Items from a data source:
----

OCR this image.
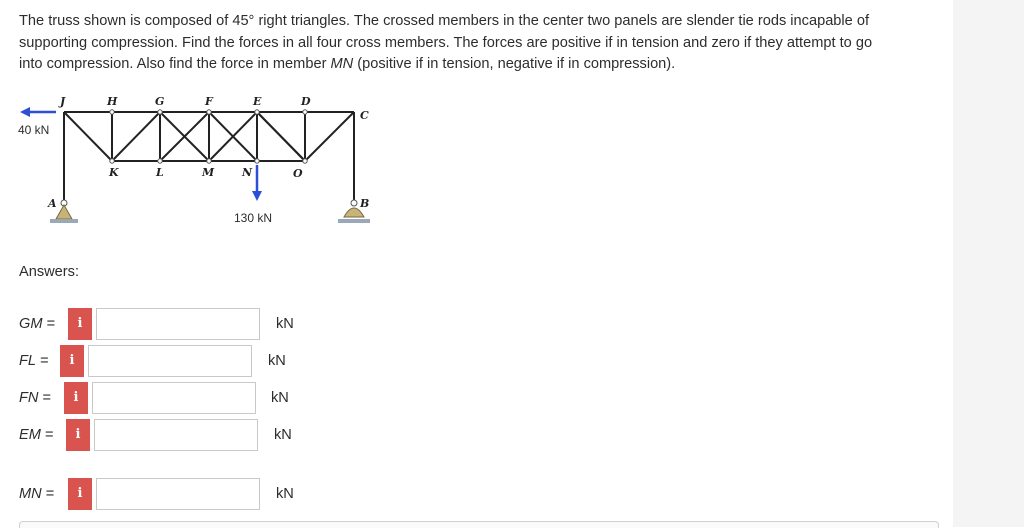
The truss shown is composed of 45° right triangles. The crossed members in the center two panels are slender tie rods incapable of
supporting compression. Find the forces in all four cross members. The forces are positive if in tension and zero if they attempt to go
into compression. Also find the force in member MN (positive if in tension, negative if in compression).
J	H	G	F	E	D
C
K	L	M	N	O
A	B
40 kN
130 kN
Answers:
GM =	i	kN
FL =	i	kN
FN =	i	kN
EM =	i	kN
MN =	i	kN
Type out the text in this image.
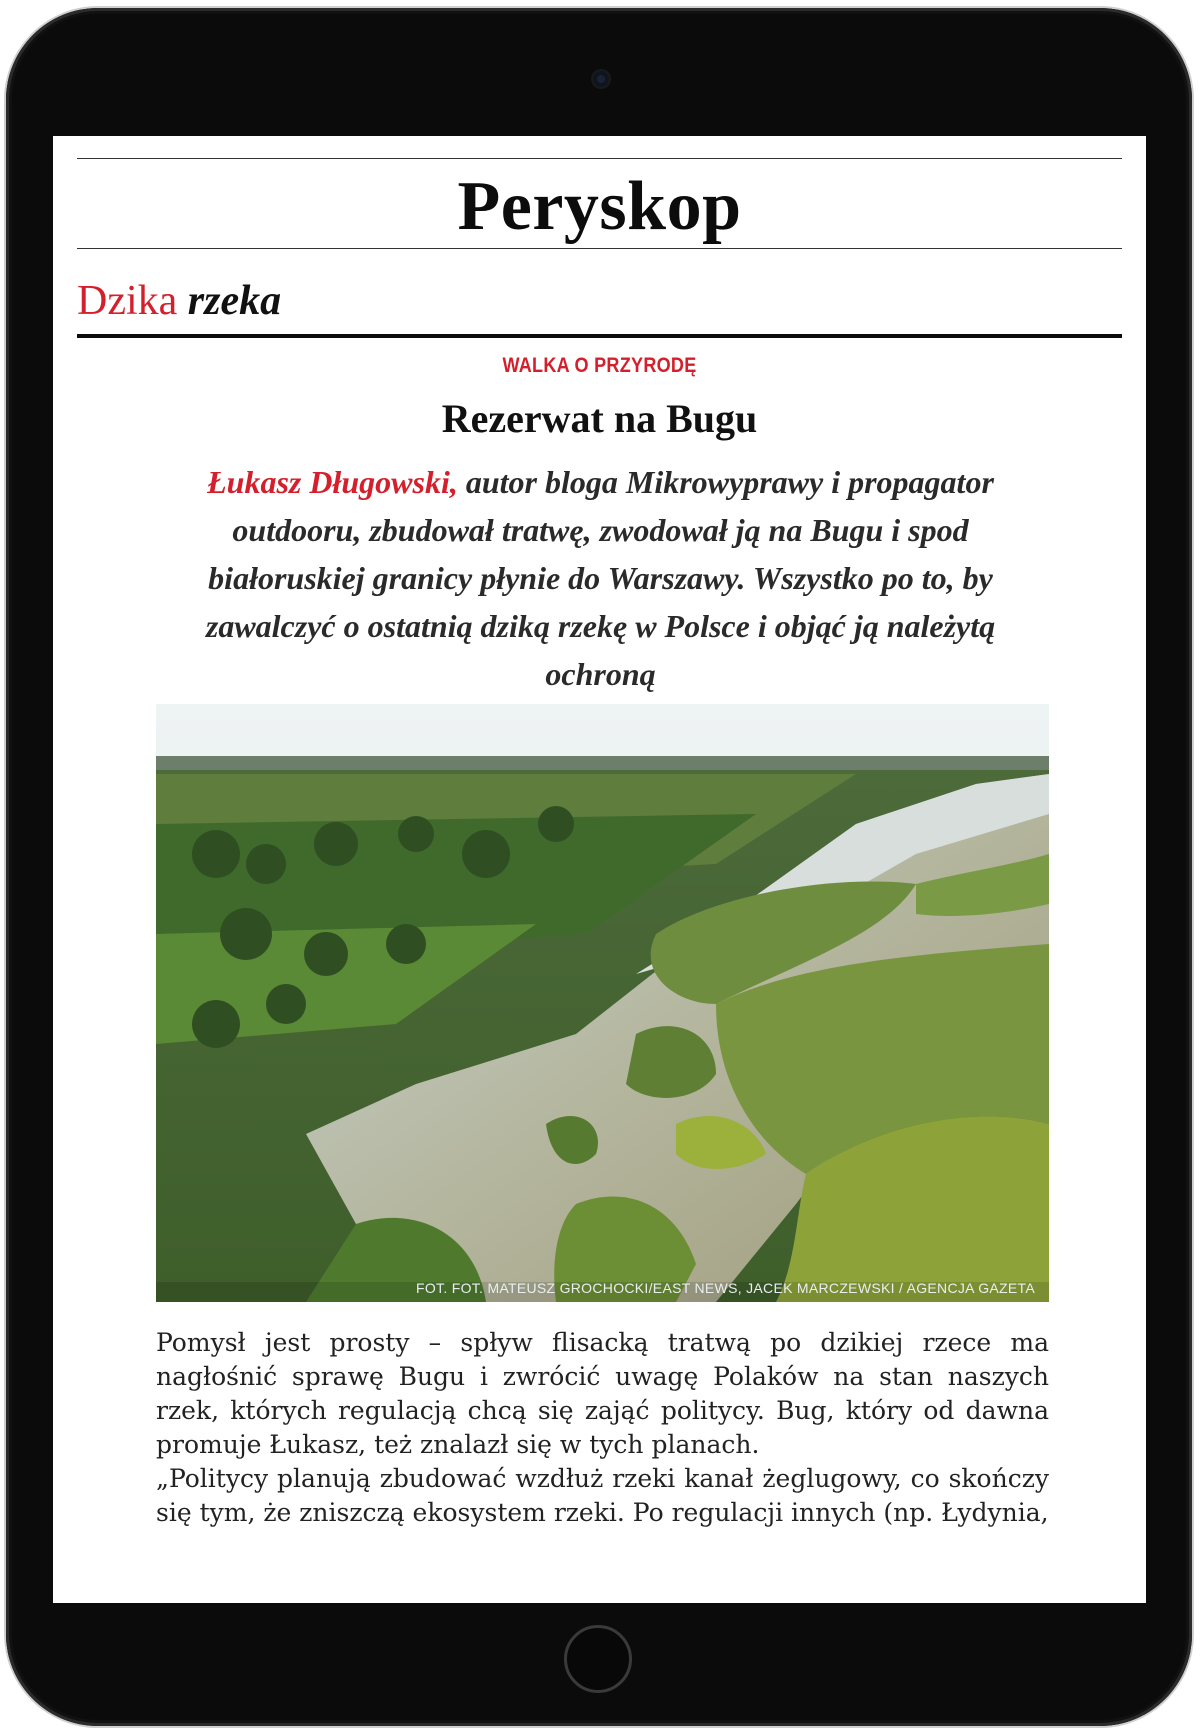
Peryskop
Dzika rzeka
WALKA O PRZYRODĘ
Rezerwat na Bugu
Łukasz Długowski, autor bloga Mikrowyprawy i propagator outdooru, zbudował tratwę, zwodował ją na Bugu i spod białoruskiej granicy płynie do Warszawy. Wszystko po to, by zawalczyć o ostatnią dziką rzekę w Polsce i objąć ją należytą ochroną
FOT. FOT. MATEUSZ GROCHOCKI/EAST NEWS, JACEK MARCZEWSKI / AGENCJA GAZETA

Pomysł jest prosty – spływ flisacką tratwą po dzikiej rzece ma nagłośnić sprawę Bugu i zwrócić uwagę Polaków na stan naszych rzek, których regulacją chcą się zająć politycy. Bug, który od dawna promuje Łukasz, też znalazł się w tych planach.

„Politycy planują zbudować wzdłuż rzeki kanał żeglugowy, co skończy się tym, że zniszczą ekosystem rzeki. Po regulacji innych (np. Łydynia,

----

### [Set problem]
Output each line exactly; omit every picture.

### [Exercise answer]
OCR this image.
The truss shown is composed of 45° right triangles. The crossed members in the center two panels are slender tie rods incapable of
supporting compression. Find the forces in all four cross members. The forces are positive if in tension and zero if they attempt to go
into compression. Also find the force in member MN (positive if in tension, negative if in compression).
J	H	G	F	E	D
C
K	L	M	N	O
A	B
40 kN
130 kN
Answers:
GM =	i	kN
FL =	i	kN
FN =	i	kN
EM =	i	kN
MN =	i	kN
Type out the text in this image.
Peryskop
Dzika rzeka
WALKA O PRZYRODĘ
Rezerwat na Bugu
Łukasz Długowski, autor bloga Mikrowyprawy i propagator outdooru, zbudował tratwę, zwodował ją na Bugu i spod białoruskiej granicy płynie do Warszawy. Wszystko po to, by zawalczyć o ostatnią dziką rzekę w Polsce i objąć ją należytą ochroną
FOT. FOT. MATEUSZ GROCHOCKI/EAST NEWS, JACEK MARCZEWSKI / AGENCJA GAZETA

Pomysł jest prosty – spływ flisacką tratwą po dzikiej rzece ma nagłośnić sprawę Bugu i zwrócić uwagę Polaków na stan naszych rzek, których regulacją chcą się zająć politycy. Bug, który od dawna promuje Łukasz, też znalazł się w tych planach.

„Politycy planują zbudować wzdłuż rzeki kanał żeglugowy, co skończy się tym, że zniszczą ekosystem rzeki. Po regulacji innych (np. Łydynia,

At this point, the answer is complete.